> Work to complete:
Restate all of the data exactly.

Stored items from a collection:
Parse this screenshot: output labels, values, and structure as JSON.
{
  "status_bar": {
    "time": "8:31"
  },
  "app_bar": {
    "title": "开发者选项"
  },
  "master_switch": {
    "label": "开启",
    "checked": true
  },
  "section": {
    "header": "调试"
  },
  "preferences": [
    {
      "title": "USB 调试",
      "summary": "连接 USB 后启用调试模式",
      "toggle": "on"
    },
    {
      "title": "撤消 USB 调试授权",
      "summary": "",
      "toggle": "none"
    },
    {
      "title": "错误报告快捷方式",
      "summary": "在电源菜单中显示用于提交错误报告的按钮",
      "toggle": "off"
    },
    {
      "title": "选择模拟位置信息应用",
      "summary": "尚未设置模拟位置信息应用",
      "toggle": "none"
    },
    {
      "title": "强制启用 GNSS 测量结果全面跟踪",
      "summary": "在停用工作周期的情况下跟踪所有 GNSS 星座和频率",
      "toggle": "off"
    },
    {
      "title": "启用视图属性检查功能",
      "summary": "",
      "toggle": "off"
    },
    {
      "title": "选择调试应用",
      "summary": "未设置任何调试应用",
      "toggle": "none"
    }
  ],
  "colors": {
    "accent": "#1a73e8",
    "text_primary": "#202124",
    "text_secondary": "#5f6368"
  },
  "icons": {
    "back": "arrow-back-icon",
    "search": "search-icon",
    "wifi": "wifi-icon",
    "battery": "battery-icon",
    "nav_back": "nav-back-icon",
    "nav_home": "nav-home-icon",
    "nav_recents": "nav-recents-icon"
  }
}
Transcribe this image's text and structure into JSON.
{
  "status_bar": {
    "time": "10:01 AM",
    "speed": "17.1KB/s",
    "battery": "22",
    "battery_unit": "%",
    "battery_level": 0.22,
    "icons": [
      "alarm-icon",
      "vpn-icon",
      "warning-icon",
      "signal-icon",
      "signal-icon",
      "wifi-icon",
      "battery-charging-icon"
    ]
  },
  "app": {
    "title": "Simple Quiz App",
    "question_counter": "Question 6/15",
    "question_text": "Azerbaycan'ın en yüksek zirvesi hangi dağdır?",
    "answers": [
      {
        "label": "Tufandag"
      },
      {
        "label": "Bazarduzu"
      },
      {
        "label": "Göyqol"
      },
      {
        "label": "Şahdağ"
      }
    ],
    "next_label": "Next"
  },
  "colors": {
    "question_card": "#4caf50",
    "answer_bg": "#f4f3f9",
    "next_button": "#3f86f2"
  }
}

> The completed task:
Parse this screenshot: output labels, values, and structure as JSON.
{
  "status_bar": {
    "time": "8:31"
  },
  "app_bar": {
    "title": "开发者选项"
  },
  "master_switch": {
    "label": "开启",
    "checked": true
  },
  "section": {
    "header": "调试"
  },
  "preferences": [
    {
      "title": "USB 调试",
      "summary": "连接 USB 后启用调试模式",
      "toggle": "on"
    },
    {
      "title": "撤消 USB 调试授权",
      "summary": "",
      "toggle": "none"
    },
    {
      "title": "错误报告快捷方式",
      "summary": "在电源菜单中显示用于提交错误报告的按钮",
      "toggle": "off"
    },
    {
      "title": "选择模拟位置信息应用",
      "summary": "尚未设置模拟位置信息应用",
      "toggle": "none"
    },
    {
      "title": "强制启用 GNSS 测量结果全面跟踪",
      "summary": "在停用工作周期的情况下跟踪所有 GNSS 星座和频率",
      "toggle": "off"
    },
    {
      "title": "启用视图属性检查功能",
      "summary": "",
      "toggle": "off"
    },
    {
      "title": "选择调试应用",
      "summary": "未设置任何调试应用",
      "toggle": "none"
    }
  ],
  "colors": {
    "accent": "#1a73e8",
    "text_primary": "#202124",
    "text_secondary": "#5f6368"
  },
  "icons": {
    "back": "arrow-back-icon",
    "search": "search-icon",
    "wifi": "wifi-icon",
    "battery": "battery-icon",
    "nav_back": "nav-back-icon",
    "nav_home": "nav-home-icon",
    "nav_recents": "nav-recents-icon"
  }
}
Transcribe this image's text and structure into JSON.
{
  "status_bar": {
    "time": "10:01 AM",
    "speed": "17.1KB/s",
    "battery": "22",
    "battery_unit": "%",
    "battery_level": 0.22,
    "icons": [
      "alarm-icon",
      "vpn-icon",
      "warning-icon",
      "signal-icon",
      "signal-icon",
      "wifi-icon",
      "battery-charging-icon"
    ]
  },
  "app": {
    "title": "Simple Quiz App",
    "question_counter": "Question 6/15",
    "question_text": "Azerbaycan'ın en yüksek zirvesi hangi dağdır?",
    "answers": [
      {
        "label": "Tufandag"
      },
      {
        "label": "Bazarduzu"
      },
      {
        "label": "Göyqol"
      },
      {
        "label": "Şahdağ"
      }
    ],
    "next_label": "Next"
  },
  "colors": {
    "question_card": "#4caf50",
    "answer_bg": "#f4f3f9",
    "next_button": "#3f86f2"
  }
}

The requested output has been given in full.